• [Written exercise]
Reproduce the listing exactly and skip over any pictures.

======== Records provided ========

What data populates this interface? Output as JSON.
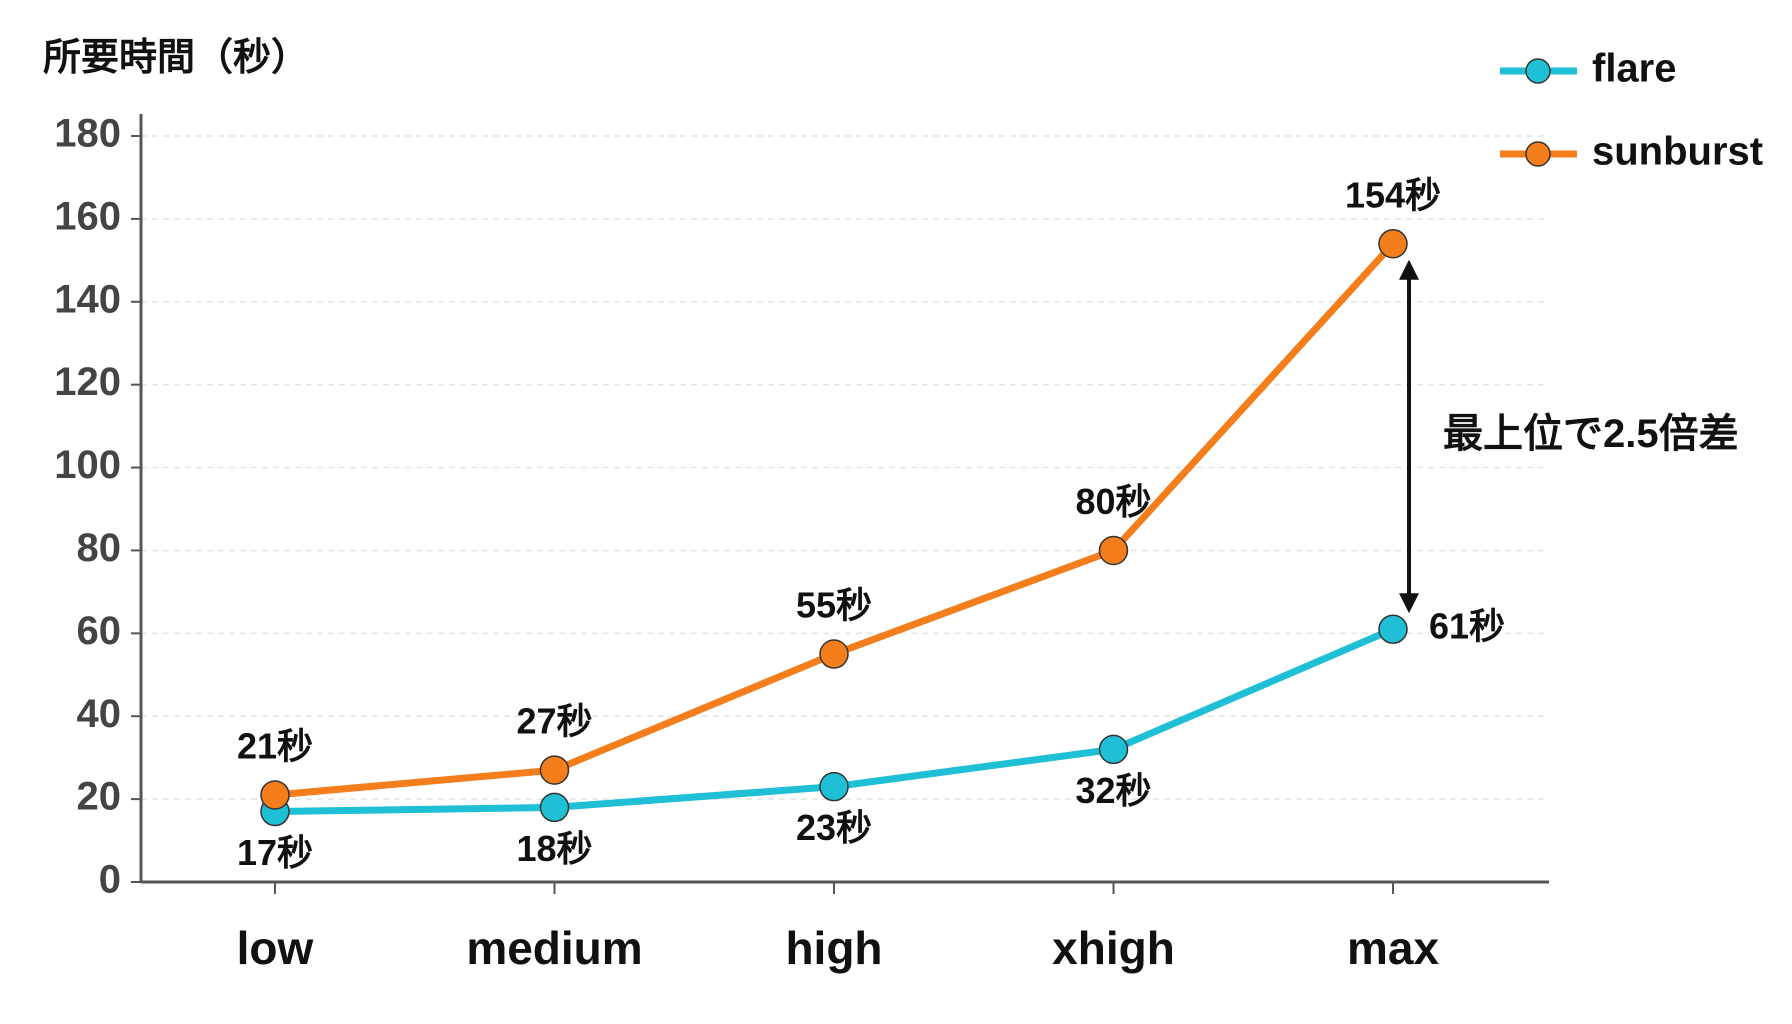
{
  "chart_data": {
    "type": "line",
    "y_axis_label": "所要時間（秒）",
    "categories": [
      "low",
      "medium",
      "high",
      "xhigh",
      "max"
    ],
    "series": [
      {
        "name": "flare",
        "color": "#1fbfd5",
        "values": [
          17,
          18,
          23,
          32,
          61
        ],
        "value_labels": [
          "17秒",
          "18秒",
          "23秒",
          "32秒",
          "61秒"
        ]
      },
      {
        "name": "sunburst",
        "color": "#f47e1b",
        "values": [
          21,
          27,
          55,
          80,
          154
        ],
        "value_labels": [
          "21秒",
          "27秒",
          "55秒",
          "80秒",
          "154秒"
        ]
      }
    ],
    "ylim": [
      0,
      180
    ],
    "yticks": [
      0,
      20,
      40,
      60,
      80,
      100,
      120,
      140,
      160,
      180
    ],
    "grid": true,
    "legend": "top-right",
    "annotation": "最上位で2.5倍差"
  }
}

========

• [Written answer]
What data populates this interface? Output as JSON.
{
  "chart_data": {
    "type": "line",
    "y_axis_label": "所要時間（秒）",
    "categories": [
      "low",
      "medium",
      "high",
      "xhigh",
      "max"
    ],
    "series": [
      {
        "name": "flare",
        "color": "#1fbfd5",
        "values": [
          17,
          18,
          23,
          32,
          61
        ],
        "value_labels": [
          "17秒",
          "18秒",
          "23秒",
          "32秒",
          "61秒"
        ]
      },
      {
        "name": "sunburst",
        "color": "#f47e1b",
        "values": [
          21,
          27,
          55,
          80,
          154
        ],
        "value_labels": [
          "21秒",
          "27秒",
          "55秒",
          "80秒",
          "154秒"
        ]
      }
    ],
    "ylim": [
      0,
      180
    ],
    "yticks": [
      0,
      20,
      40,
      60,
      80,
      100,
      120,
      140,
      160,
      180
    ],
    "grid": true,
    "legend": "top-right",
    "annotation": "最上位で2.5倍差"
  }
}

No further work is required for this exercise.